## TASK DIRECTIONS
Turn the lines into a Markdown table with columns Row and Line, skipping any blank lines. Use only the lines starting with the one containing "- channel-x-label: X: [38, 195, 50, 214]" and going on through the one containing "- geo-coordinates: GG".

## LISTED RECORDS
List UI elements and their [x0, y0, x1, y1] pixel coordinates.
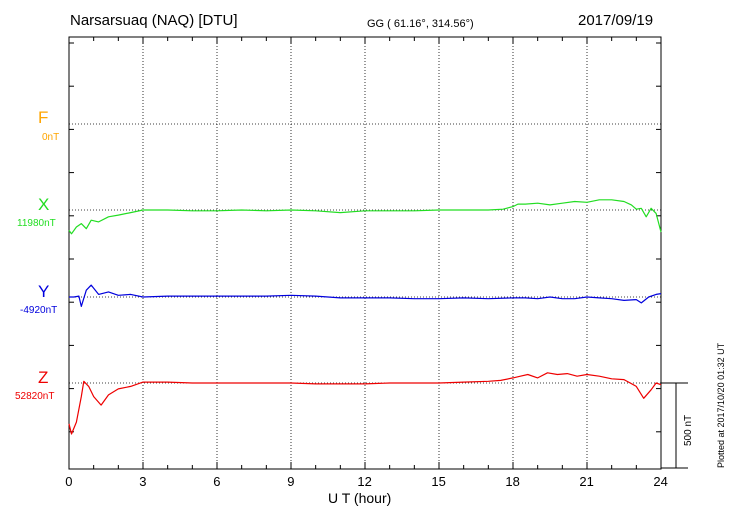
- channel-x-label: X: [38, 195, 50, 214]
- series-line-y: [69, 284, 662, 307]
- plot-date: 2017/09/19: [578, 12, 654, 29]
- channel-x-baseline: 11980nT: [17, 218, 56, 229]
- grid-layer: [69, 37, 661, 469]
- channel-f-label: F: [38, 108, 49, 127]
- series-line-z: [68, 372, 662, 435]
- station-title: Narsarsuaq (NAQ) [DTU]: [70, 12, 238, 29]
- series-layer: [68, 199, 662, 435]
- plotted-timestamp: Plotted at 2017/10/20 01:32 UT: [716, 342, 726, 468]
- channel-f-baseline: 0nT: [42, 132, 60, 143]
- x-tick-label: 12: [357, 474, 372, 489]
- channel-y-label: Y: [38, 282, 50, 301]
- geo-coordinates: GG ( 61.16°, 314.56°): [367, 18, 474, 30]
- x-tick-label: 15: [431, 474, 446, 489]
- x-tick-label: 24: [653, 474, 668, 489]
- x-tick-label: 21: [579, 474, 594, 489]
- x-tick-label: 3: [139, 474, 147, 489]
- x-tick-label: 0: [65, 474, 73, 489]
- channel-z-baseline: 52820nT: [15, 391, 55, 402]
- x-tick-label: 6: [213, 474, 221, 489]
- channel-z-label: Z: [38, 368, 49, 387]
- scale-bar-label: 500 nT: [683, 414, 694, 446]
- x-tick-label: 9: [287, 474, 295, 489]
- x-axis-label: U T (hour): [328, 490, 392, 506]
- x-tick-label: 18: [505, 474, 520, 489]
- frame-layer: [68, 36, 688, 470]
- channel-y-baseline: -4920nT: [20, 305, 58, 316]
- series-line-x: [68, 199, 662, 235]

## FINISHED EXERCISE
| Row | Line |
|---|---|
| 1 | - channel-x-label: X: [38, 195, 50, 214] |
| 2 | - series-line-y: [69, 284, 662, 307] |
| 3 | - plot-date: 2017/09/19: [578, 12, 654, 29] |
| 4 | - channel-x-baseline: 11980nT: [17, 218, 56, 229] |
| 5 | - grid-layer: [69, 37, 661, 469] |
| 6 | - channel-f-label: F: [38, 108, 49, 127] |
| 7 | - series-line-z: [68, 372, 662, 435] |
| 8 | - station-title: Narsarsuaq (NAQ) [DTU]: [70, 12, 238, 29] |
| 9 | - series-layer: [68, 199, 662, 435] |
| 10 | - plotted-timestamp: Plotted at 2017/10/20 01:32 UT: [716, 342, 726, 468] |
| 11 | - channel-f-baseline: 0nT: [42, 132, 60, 143] |
| 12 | - x-tick-label: 12: [357, 474, 372, 489] |
| 13 | - channel-y-label: Y: [38, 282, 50, 301] |
| 14 | - geo-coordinates: GG ( 61.16°, 314.56°): [367, 18, 474, 30] |